_Extracted entries_:
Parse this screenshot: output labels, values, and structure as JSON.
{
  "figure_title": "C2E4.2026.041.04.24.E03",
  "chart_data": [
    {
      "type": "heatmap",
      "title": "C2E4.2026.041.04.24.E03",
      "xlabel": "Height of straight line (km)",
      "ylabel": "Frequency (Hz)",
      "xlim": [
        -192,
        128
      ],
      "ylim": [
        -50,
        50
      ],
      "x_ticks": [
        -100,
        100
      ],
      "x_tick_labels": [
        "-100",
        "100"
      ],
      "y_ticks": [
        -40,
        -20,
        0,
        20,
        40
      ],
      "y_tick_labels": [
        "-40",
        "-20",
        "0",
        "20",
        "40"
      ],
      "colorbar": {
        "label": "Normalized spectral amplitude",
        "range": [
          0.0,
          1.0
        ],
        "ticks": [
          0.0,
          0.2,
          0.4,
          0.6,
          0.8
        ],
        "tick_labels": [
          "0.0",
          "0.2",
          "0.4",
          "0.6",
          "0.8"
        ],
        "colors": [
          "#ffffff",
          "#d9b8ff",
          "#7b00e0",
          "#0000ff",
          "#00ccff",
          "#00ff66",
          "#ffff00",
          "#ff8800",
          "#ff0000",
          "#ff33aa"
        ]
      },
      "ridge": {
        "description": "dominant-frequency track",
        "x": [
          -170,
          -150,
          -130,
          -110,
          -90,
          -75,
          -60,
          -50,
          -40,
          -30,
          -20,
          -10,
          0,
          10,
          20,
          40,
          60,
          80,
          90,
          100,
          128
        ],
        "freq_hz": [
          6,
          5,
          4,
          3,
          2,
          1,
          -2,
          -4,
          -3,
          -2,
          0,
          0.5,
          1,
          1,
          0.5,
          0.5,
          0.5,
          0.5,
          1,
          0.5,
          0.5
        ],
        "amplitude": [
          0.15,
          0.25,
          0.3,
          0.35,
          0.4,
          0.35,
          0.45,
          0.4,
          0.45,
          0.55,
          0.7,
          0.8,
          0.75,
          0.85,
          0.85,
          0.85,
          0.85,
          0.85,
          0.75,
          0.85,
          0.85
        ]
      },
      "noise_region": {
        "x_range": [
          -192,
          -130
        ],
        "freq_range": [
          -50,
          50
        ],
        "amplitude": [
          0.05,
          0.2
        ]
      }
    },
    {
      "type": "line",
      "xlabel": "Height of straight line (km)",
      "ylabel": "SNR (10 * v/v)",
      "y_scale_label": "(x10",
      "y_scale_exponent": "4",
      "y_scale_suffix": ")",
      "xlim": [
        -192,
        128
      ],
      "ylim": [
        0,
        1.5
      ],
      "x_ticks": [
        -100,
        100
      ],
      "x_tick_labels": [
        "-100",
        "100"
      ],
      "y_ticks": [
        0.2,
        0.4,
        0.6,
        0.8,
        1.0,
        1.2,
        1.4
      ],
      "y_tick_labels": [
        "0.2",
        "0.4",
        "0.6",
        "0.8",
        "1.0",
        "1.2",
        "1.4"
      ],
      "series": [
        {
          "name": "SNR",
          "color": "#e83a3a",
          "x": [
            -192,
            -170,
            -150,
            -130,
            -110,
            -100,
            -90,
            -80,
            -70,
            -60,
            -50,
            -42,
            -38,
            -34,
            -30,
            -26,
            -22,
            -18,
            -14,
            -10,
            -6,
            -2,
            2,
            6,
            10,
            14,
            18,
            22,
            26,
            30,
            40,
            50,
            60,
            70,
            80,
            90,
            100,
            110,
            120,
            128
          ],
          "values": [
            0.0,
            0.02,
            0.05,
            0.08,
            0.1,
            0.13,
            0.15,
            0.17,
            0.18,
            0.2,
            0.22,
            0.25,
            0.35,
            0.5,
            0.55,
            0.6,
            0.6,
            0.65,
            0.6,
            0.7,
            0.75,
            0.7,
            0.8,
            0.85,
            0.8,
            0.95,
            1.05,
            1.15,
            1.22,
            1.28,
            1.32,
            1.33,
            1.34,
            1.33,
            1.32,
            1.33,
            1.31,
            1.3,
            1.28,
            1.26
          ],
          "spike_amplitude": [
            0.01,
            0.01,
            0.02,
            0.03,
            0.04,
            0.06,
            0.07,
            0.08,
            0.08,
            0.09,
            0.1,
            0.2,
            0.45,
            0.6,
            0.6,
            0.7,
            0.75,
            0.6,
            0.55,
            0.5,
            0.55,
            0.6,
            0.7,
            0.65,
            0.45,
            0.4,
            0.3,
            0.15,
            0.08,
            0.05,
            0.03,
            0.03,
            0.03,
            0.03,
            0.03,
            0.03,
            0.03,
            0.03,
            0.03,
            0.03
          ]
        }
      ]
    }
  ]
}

_Your task_: Ascertain the number of lines in the entries that include the word "ylabel", and report only that number.

_Answer to the task_: 2